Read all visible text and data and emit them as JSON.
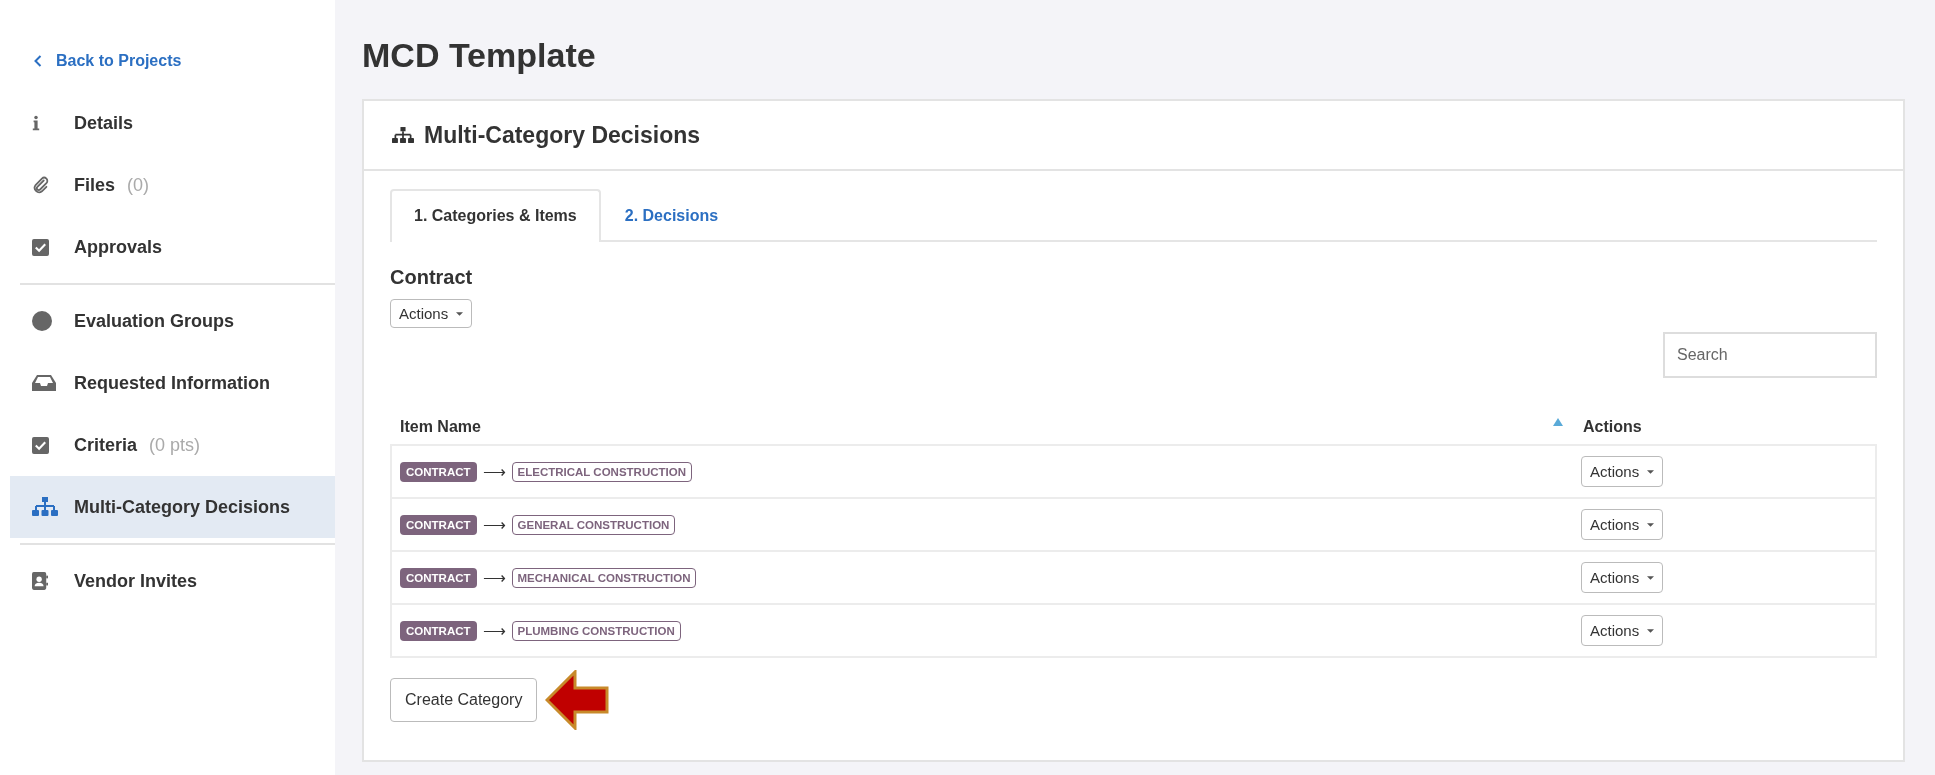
{
  "sidebar": {
    "back_link": "Back to Projects",
    "sections": [
      [
        {
          "label": "Details",
          "selected": false
        },
        {
          "label": "Files",
          "count": "(0)",
          "selected": false
        },
        {
          "label": "Approvals",
          "selected": false
        }
      ],
      [
        {
          "label": "Evaluation Groups",
          "selected": false
        },
        {
          "label": "Requested Information",
          "selected": false
        },
        {
          "label": "Criteria",
          "count": "(0 pts)",
          "selected": false
        },
        {
          "label": "Multi-Category Decisions",
          "selected": true
        }
      ],
      [
        {
          "label": "Vendor Invites",
          "selected": false
        }
      ]
    ]
  },
  "page_title": "MCD Template",
  "panel": {
    "title": "Multi-Category Decisions",
    "tabs": [
      {
        "label": "1. Categories & Items",
        "selected": true
      },
      {
        "label": "2. Decisions",
        "selected": false
      }
    ],
    "section_title": "Contract",
    "actions_button": "Actions",
    "search": {
      "placeholder": "Search"
    },
    "table": {
      "columns": [
        {
          "label": "Item Name",
          "sorted": true
        },
        {
          "label": "Actions",
          "sorted": false
        }
      ],
      "rows": [
        {
          "category": "CONTRACT",
          "separator": "⟶",
          "item": "ELECTRICAL CONSTRUCTION",
          "action": "Actions"
        },
        {
          "category": "CONTRACT",
          "separator": "⟶",
          "item": "GENERAL CONSTRUCTION",
          "action": "Actions"
        },
        {
          "category": "CONTRACT",
          "separator": "⟶",
          "item": "MECHANICAL CONSTRUCTION",
          "action": "Actions"
        },
        {
          "category": "CONTRACT",
          "separator": "⟶",
          "item": "PLUMBING CONSTRUCTION",
          "action": "Actions"
        }
      ]
    },
    "create_button": "Create Category"
  }
}
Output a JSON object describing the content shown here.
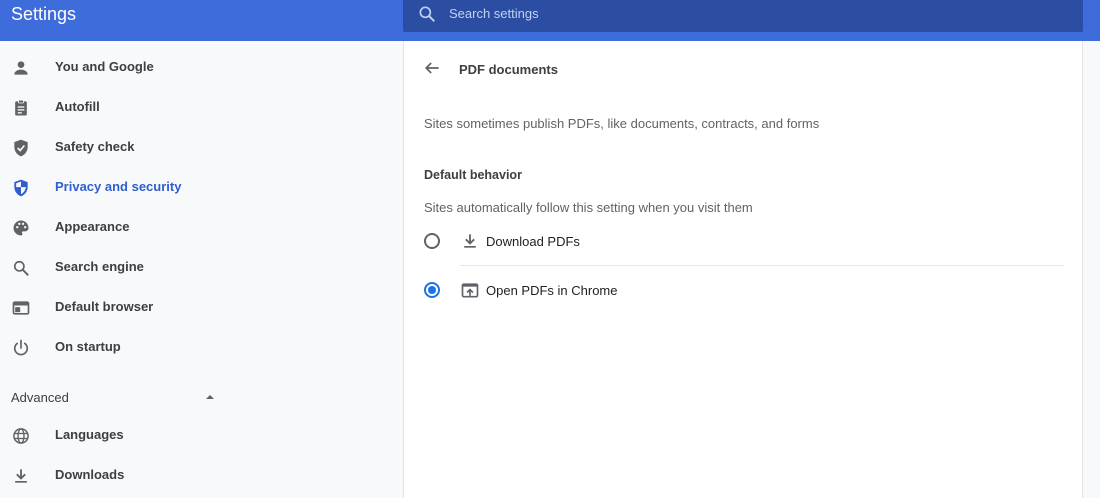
{
  "app": {
    "title": "Settings"
  },
  "search": {
    "placeholder": "Search settings",
    "value": ""
  },
  "sidebar": {
    "items": [
      {
        "label": "You and Google",
        "icon": "person-icon"
      },
      {
        "label": "Autofill",
        "icon": "clipboard-icon"
      },
      {
        "label": "Safety check",
        "icon": "shield-check-icon"
      },
      {
        "label": "Privacy and security",
        "icon": "shield-half-icon",
        "active": true
      },
      {
        "label": "Appearance",
        "icon": "palette-icon"
      },
      {
        "label": "Search engine",
        "icon": "search-icon"
      },
      {
        "label": "Default browser",
        "icon": "browser-window-icon"
      },
      {
        "label": "On startup",
        "icon": "power-icon"
      }
    ],
    "advanced": {
      "label": "Advanced",
      "expanded": true,
      "items": [
        {
          "label": "Languages",
          "icon": "globe-icon"
        },
        {
          "label": "Downloads",
          "icon": "download-icon"
        }
      ]
    }
  },
  "main": {
    "title": "PDF documents",
    "description": "Sites sometimes publish PDFs, like documents, contracts, and forms",
    "section_title": "Default behavior",
    "section_subtext": "Sites automatically follow this setting when you visit them",
    "options": [
      {
        "label": "Download PDFs",
        "icon": "download-icon",
        "selected": false
      },
      {
        "label": "Open PDFs in Chrome",
        "icon": "open-in-browser-icon",
        "selected": true
      }
    ]
  },
  "colors": {
    "header": "#3e6ddb",
    "search_bar": "#2b4ea3",
    "accent": "#1a73e8",
    "active_nav": "#2f5ecf"
  }
}
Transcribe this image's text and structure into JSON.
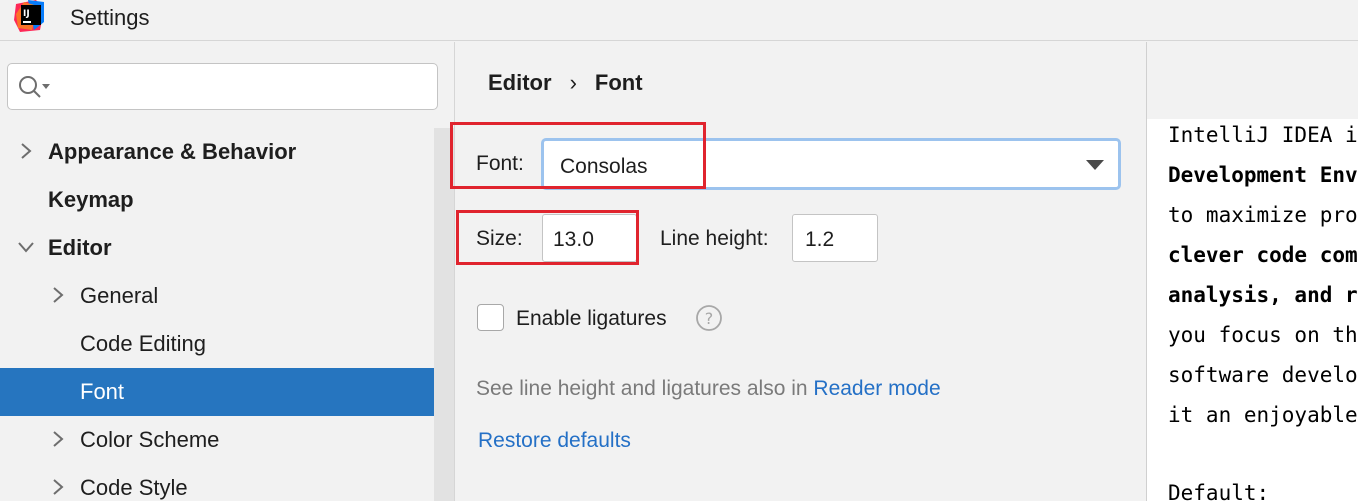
{
  "window": {
    "title": "Settings",
    "app_icon": "intellij-idea-icon"
  },
  "sidebar": {
    "search": {
      "value": "",
      "placeholder": ""
    },
    "items": [
      {
        "label": "Appearance & Behavior",
        "arrow": "right",
        "level": 0,
        "bold": true,
        "selected": false
      },
      {
        "label": "Keymap",
        "arrow": "none",
        "level": 0,
        "bold": true,
        "selected": false
      },
      {
        "label": "Editor",
        "arrow": "down",
        "level": 0,
        "bold": true,
        "selected": false
      },
      {
        "label": "General",
        "arrow": "right",
        "level": 1,
        "bold": false,
        "selected": false
      },
      {
        "label": "Code Editing",
        "arrow": "none",
        "level": 1,
        "bold": false,
        "selected": false
      },
      {
        "label": "Font",
        "arrow": "none",
        "level": 1,
        "bold": false,
        "selected": true
      },
      {
        "label": "Color Scheme",
        "arrow": "right",
        "level": 1,
        "bold": false,
        "selected": false
      },
      {
        "label": "Code Style",
        "arrow": "right",
        "level": 1,
        "bold": false,
        "selected": false
      }
    ]
  },
  "breadcrumb": {
    "parent": "Editor",
    "separator": "›",
    "current": "Font"
  },
  "font_settings": {
    "font_label": "Font:",
    "font_value": "Consolas",
    "size_label": "Size:",
    "size_value": "13.0",
    "line_height_label": "Line height:",
    "line_height_value": "1.2",
    "ligatures_label": "Enable ligatures",
    "ligatures_checked": false,
    "note_prefix": "See line height and ligatures also in",
    "note_link": "Reader mode",
    "restore_label": "Restore defaults"
  },
  "preview": {
    "lines": [
      {
        "text": "IntelliJ IDEA i",
        "bold": false
      },
      {
        "text": "Development Env",
        "bold": true
      },
      {
        "text": "to maximize pro",
        "bold": false
      },
      {
        "text": "clever code com",
        "bold": true
      },
      {
        "text": "analysis, and r",
        "bold": true
      },
      {
        "text": "you focus on th",
        "bold": false
      },
      {
        "text": "software develo",
        "bold": false
      },
      {
        "text": "it an enjoyable",
        "bold": false
      },
      {
        "text": "",
        "bold": false
      },
      {
        "text": "Default:",
        "bold": false
      }
    ]
  },
  "colors": {
    "selection": "#2675bf",
    "link": "#2470c6",
    "highlight_box": "#e0242e",
    "focus_border": "#9cc3ee"
  }
}
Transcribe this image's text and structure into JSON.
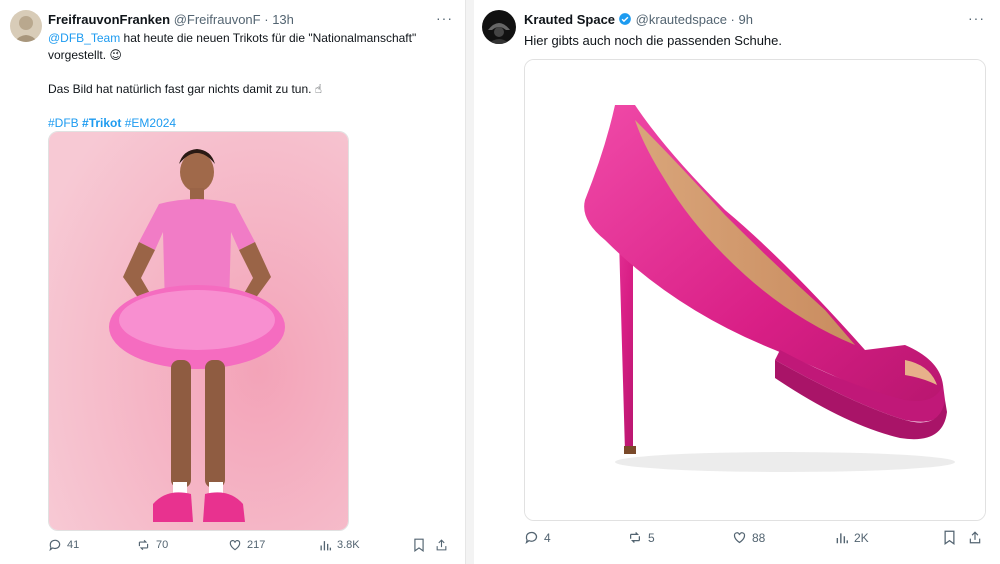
{
  "tweets": [
    {
      "name": "FreifrauvonFranken",
      "handle": "@FreifrauvonF",
      "separator": "·",
      "time": "13h",
      "more": "···",
      "line1_mention": "@DFB_Team",
      "line1_text": " hat heute die neuen Trikots für die \"Nationalmanschaft\"",
      "line2_text": "vorgestellt. 😉",
      "line3_text": "Das Bild hat natürlich fast gar nichts damit zu tun. ☝",
      "hashtag1": "#DFB",
      "hashtag2": "#Trikot",
      "hashtag3": "#EM2024",
      "actions": {
        "replies": "41",
        "reposts": "70",
        "likes": "217",
        "views": "3.8K"
      },
      "colors": {
        "hashtag_link": "#1d9bf0",
        "avatar": "#c8b9a6"
      }
    },
    {
      "name": "Krauted Space",
      "handle": "@krautedspace",
      "separator": "·",
      "time": "9h",
      "more": "···",
      "text": "Hier gibts auch noch die passenden Schuhe.",
      "actions": {
        "replies": "4",
        "reposts": "5",
        "likes": "88",
        "views": "2K"
      },
      "colors": {
        "verified": "#1d9bf0",
        "shoe": "#e0248e"
      }
    }
  ]
}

*WORK TO BE COMPLETED:* From the entries above, copy every line that holds the word "placeholder".

*CORRECT RESULT:*
      "placeholder": "Search"
    "placeholder": "Search settings",
      "placeholder": ""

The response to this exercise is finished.